WHAT TO WORK ON: From the entries provided below, copy each line that contains the word "παράγει".

PROVIDED INFORMATION:
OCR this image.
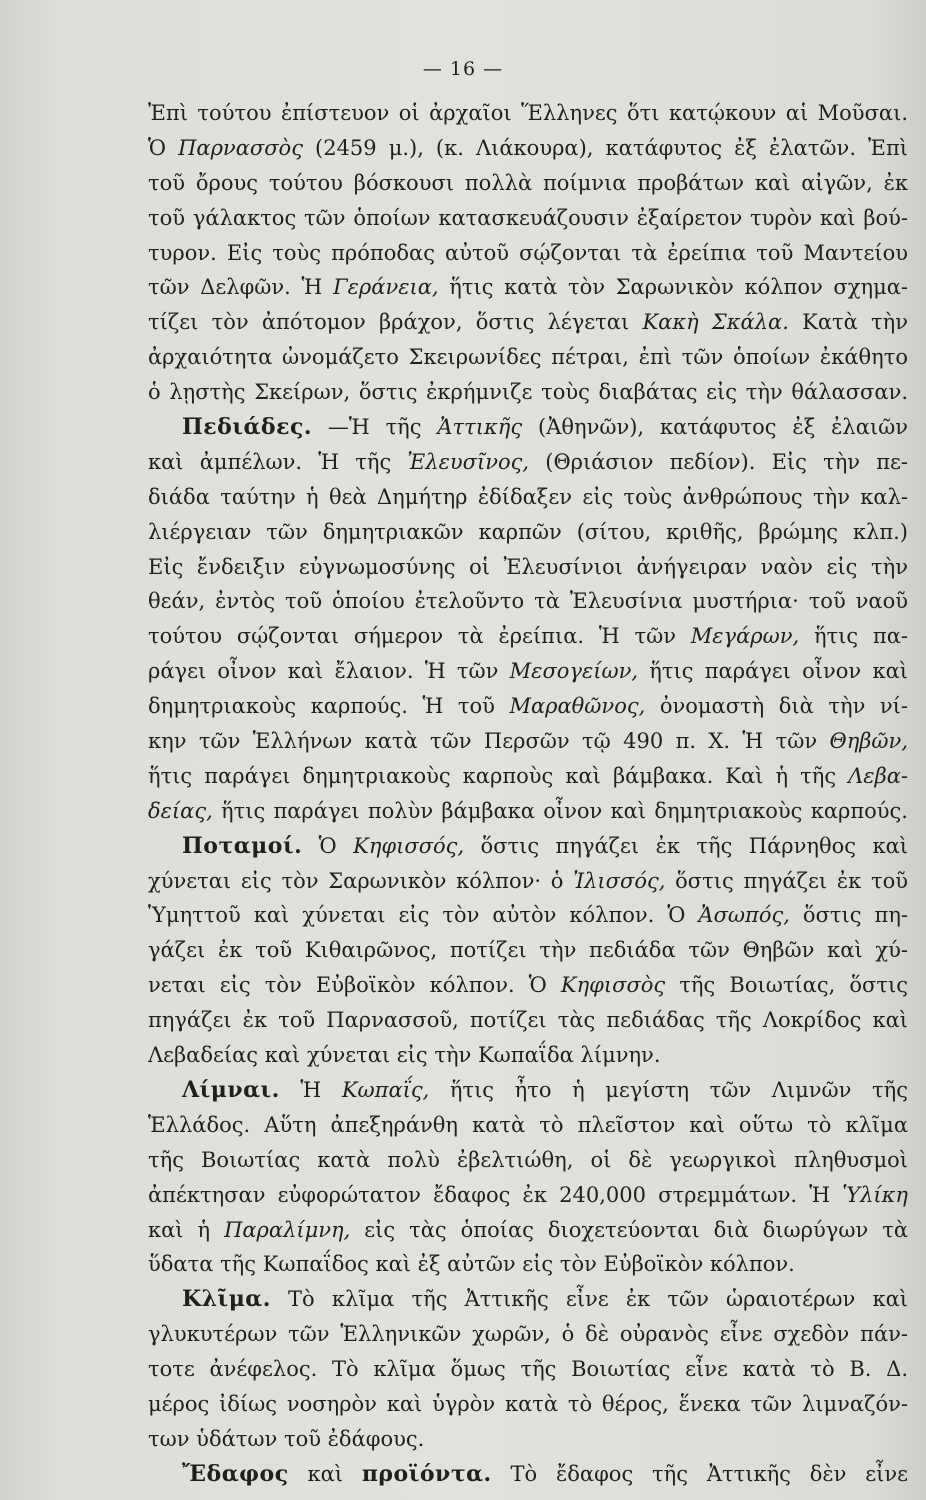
— 16 —
Ἐπὶ τούτου ἐπίστευον οἱ ἀρχαῖοι Ἕλληνες ὅτι κατῴκουν αἱ Μοῦσαι.
Ὁ Παρνασσὸς (2459 μ.), (κ. Λιάκουρα), κατάφυτος ἐξ ἐλατῶν. Ἐπὶ
τοῦ ὄρους τούτου βόσκουσι πολλὰ ποίμνια προβάτων καὶ αἰγῶν, ἐκ
τοῦ γάλακτος τῶν ὁποίων κατασκευάζουσιν ἐξαίρετον τυρὸν καὶ βού-
τυρον. Εἰς τοὺς πρόποδας αὐτοῦ σῴζονται τὰ ἐρείπια τοῦ Μαντείου
τῶν Δελφῶν. Ἡ Γεράνεια, ἥτις κατὰ τὸν Σαρωνικὸν κόλπον σχημα-
τίζει τὸν ἀπότομον βράχον, ὅστις λέγεται Κακὴ Σκάλα. Κατὰ τὴν
ἀρχαιότητα ὠνομάζετο Σκειρωνίδες πέτραι, ἐπὶ τῶν ὁποίων ἐκάθητο
ὁ λῃστὴς Σκείρων, ὅστις ἐκρήμνιζε τοὺς διαβάτας εἰς τὴν θάλασσαν.
Πεδιάδες. —Ἡ τῆς Ἀττικῆς (Ἀθηνῶν), κατάφυτος ἐξ ἐλαιῶν
καὶ ἀμπέλων. Ἡ τῆς Ἐλευσῖνος, (Θριάσιον πεδίον). Εἰς τὴν πε-
διάδα ταύτην ἡ θεὰ Δημήτηρ ἐδίδαξεν εἰς τοὺς ἀνθρώπους τὴν καλ-
λιέργειαν τῶν δημητριακῶν καρπῶν (σίτου, κριθῆς, βρώμης κλπ.)
Εἰς ἔνδειξιν εὐγνωμοσύνης οἱ Ἐλευσίνιοι ἀνήγειραν ναὸν εἰς τὴν
θεάν, ἐντὸς τοῦ ὁποίου ἐτελοῦντο τὰ Ἐλευσίνια μυστήρια· τοῦ ναοῦ
τούτου σῴζονται σήμερον τὰ ἐρείπια. Ἡ τῶν Μεγάρων, ἥτις πα-
ράγει οἶνον καὶ ἔλαιον. Ἡ τῶν Μεσογείων, ἥτις παράγει οἶνον καὶ
δημητριακοὺς καρπούς. Ἡ τοῦ Μαραθῶνος, ὀνομαστὴ διὰ τὴν νί-
κην τῶν Ἑλλήνων κατὰ τῶν Περσῶν τῷ 490 π. Χ. Ἡ τῶν Θηβῶν,
ἥτις παράγει δημητριακοὺς καρποὺς καὶ βάμβακα. Καὶ ἡ τῆς Λεβα-
δείας, ἥτις παράγει πολὺν βάμβακα οἶνον καὶ δημητριακοὺς καρπούς.
Ποταμοί. Ὁ Κηφισσός, ὅστις πηγάζει ἐκ τῆς Πάρνηθος καὶ
χύνεται εἰς τὸν Σαρωνικὸν κόλπον· ὁ Ἰλισσός, ὅστις πηγάζει ἐκ τοῦ
Ὑμηττοῦ καὶ χύνεται εἰς τὸν αὐτὸν κόλπον. Ὁ Ἀσωπός, ὅστις πη-
γάζει ἐκ τοῦ Κιθαιρῶνος, ποτίζει τὴν πεδιάδα τῶν Θηβῶν καὶ χύ-
νεται εἰς τὸν Εὐβοϊκὸν κόλπον. Ὁ Κηφισσὸς τῆς Βοιωτίας, ὅστις
πηγάζει ἐκ τοῦ Παρνασσοῦ, ποτίζει τὰς πεδιάδας τῆς Λοκρίδος καὶ
Λεβαδείας καὶ χύνεται εἰς τὴν Κωπαΐδα λίμνην.
Λίμναι. Ἡ Κωπαΐς, ἥτις ἦτο ἡ μεγίστη τῶν Λιμνῶν τῆς
Ἑλλάδος. Αὕτη ἀπεξηράνθη κατὰ τὸ πλεῖστον καὶ οὕτω τὸ κλῖμα
τῆς Βοιωτίας κατὰ πολὺ ἐβελτιώθη, οἱ δὲ γεωργικοὶ πληθυσμοὶ
ἀπέκτησαν εὐφορώτατον ἔδαφος ἐκ 240,000 στρεμμάτων. Ἡ Ὑλίκη
καὶ ἡ Παραλίμνη, εἰς τὰς ὁποίας διοχετεύονται διὰ διωρύγων τὰ
ὕδατα τῆς Κωπαΐδος καὶ ἐξ αὐτῶν εἰς τὸν Εὐβοϊκὸν κόλπον.
Κλῖμα. Τὸ κλῖμα τῆς Ἀττικῆς εἶνε ἐκ τῶν ὡραιοτέρων καὶ
γλυκυτέρων τῶν Ἑλληνικῶν χωρῶν, ὁ δὲ οὐρανὸς εἶνε σχεδὸν πάν-
τοτε ἀνέφελος. Τὸ κλῖμα ὅμως τῆς Βοιωτίας εἶνε κατὰ τὸ Β. Δ.
μέρος ἰδίως νοσηρὸν καὶ ὑγρὸν κατὰ τὸ θέρος, ἕνεκα τῶν λιμναζόν-
των ὑδάτων τοῦ ἐδάφους.
Ἔδαφος καὶ προϊόντα. Τὸ ἔδαφος τῆς Ἀττικῆς δὲν εἶνε
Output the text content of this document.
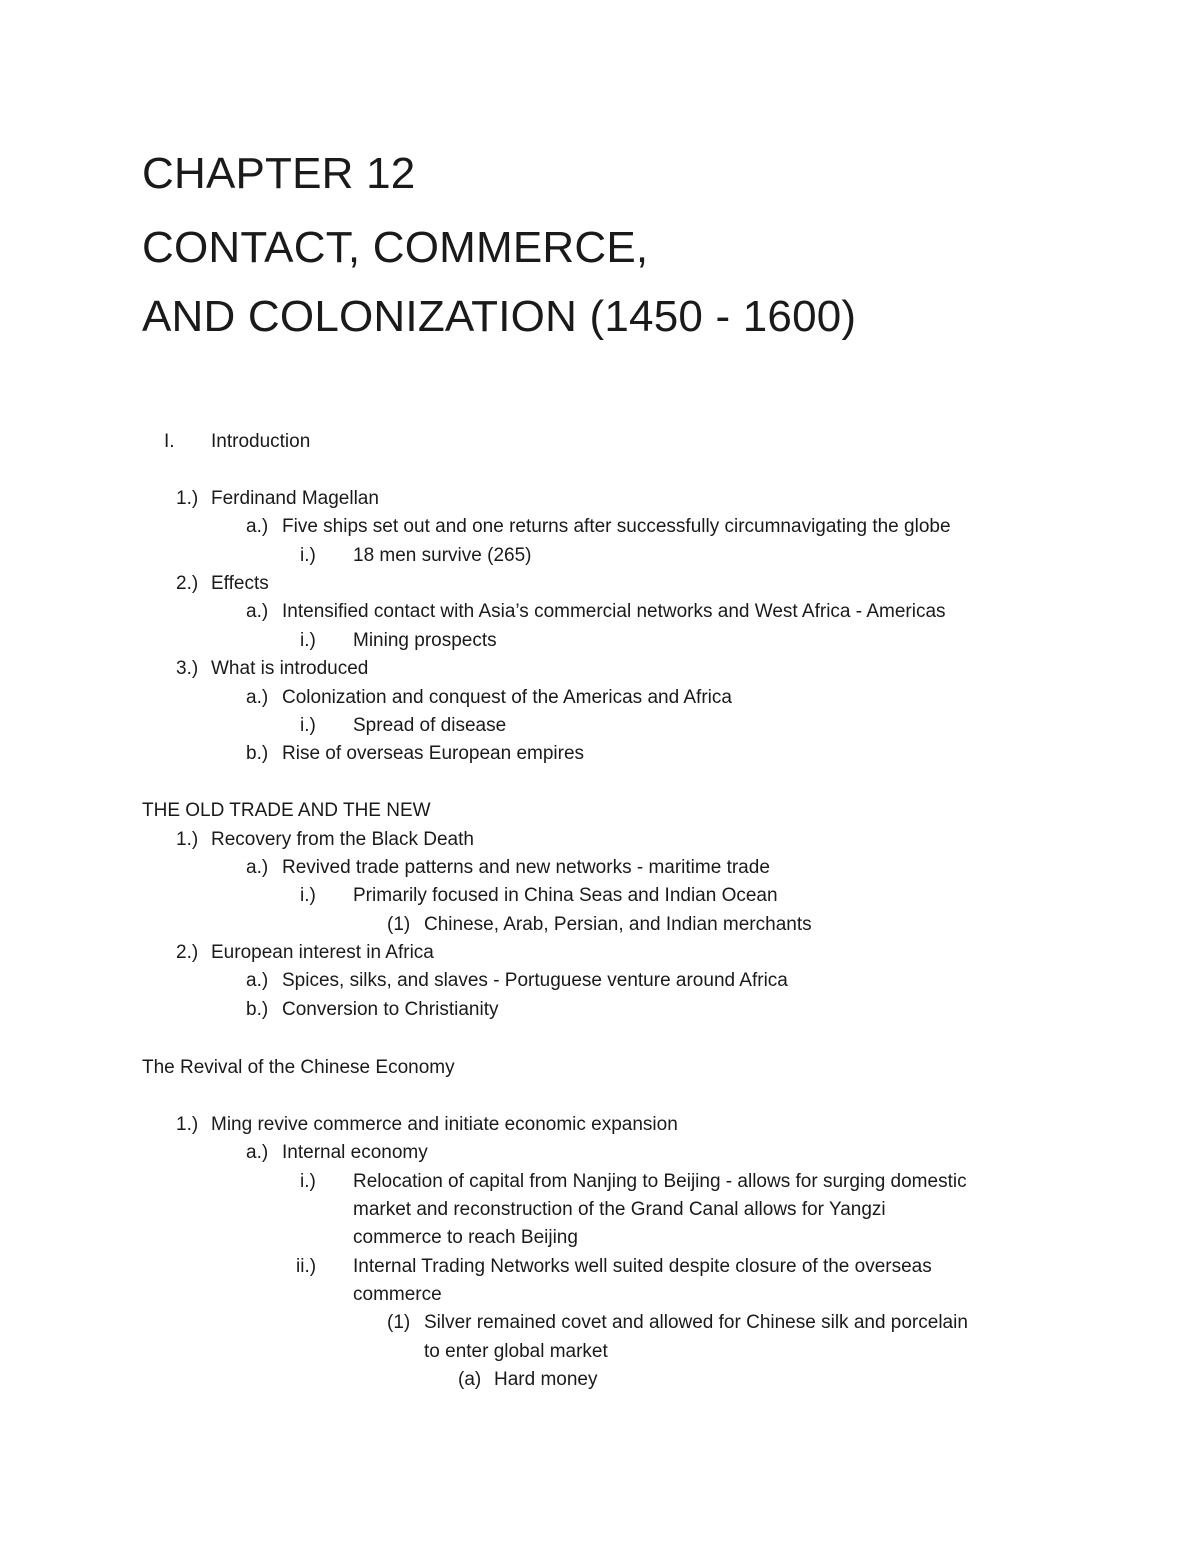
CHAPTER 12
CONTACT, COMMERCE,
AND COLONIZATION (1450 - 1600)
I. Introduction
1.) Ferdinand Magellan
a.) Five ships set out and one returns after successfully circumnavigating the globe
i.) 18 men survive (265)
2.) Effects
a.) Intensified contact with Asia’s commercial networks and West Africa - Americas
i.) Mining prospects
3.) What is introduced
a.) Colonization and conquest of the Americas and Africa
i.) Spread of disease
b.) Rise of overseas European empires
THE OLD TRADE AND THE NEW
1.) Recovery from the Black Death
a.) Revived trade patterns and new networks - maritime trade
i.) Primarily focused in China Seas and Indian Ocean
(1) Chinese, Arab, Persian, and Indian merchants
2.) European interest in Africa
a.) Spices, silks, and slaves - Portuguese venture around Africa
b.) Conversion to Christianity
The Revival of the Chinese Economy
1.) Ming revive commerce and initiate economic expansion
a.) Internal economy
i.) Relocation of capital from Nanjing to Beijing - allows for surging domestic
market and reconstruction of the Grand Canal allows for Yangzi
commerce to reach Beijing
ii.) Internal Trading Networks well suited despite closure of the overseas
commerce
(1) Silver remained covet and allowed for Chinese silk and porcelain
to enter global market
(a) Hard money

EXERCISE RESULT:
ράγει οἶνον καὶ ἔλαιον. Ἡ τῶν Μεσογείων, ἥτις παράγει οἶνον καὶ
ἥτις παράγει δημητριακοὺς καρποὺς καὶ βάμβακα. Καὶ ἡ τῆς Λεβα-
δείας, ἥτις παράγει πολὺν βάμβακα οἶνον καὶ δημητριακοὺς καρπούς.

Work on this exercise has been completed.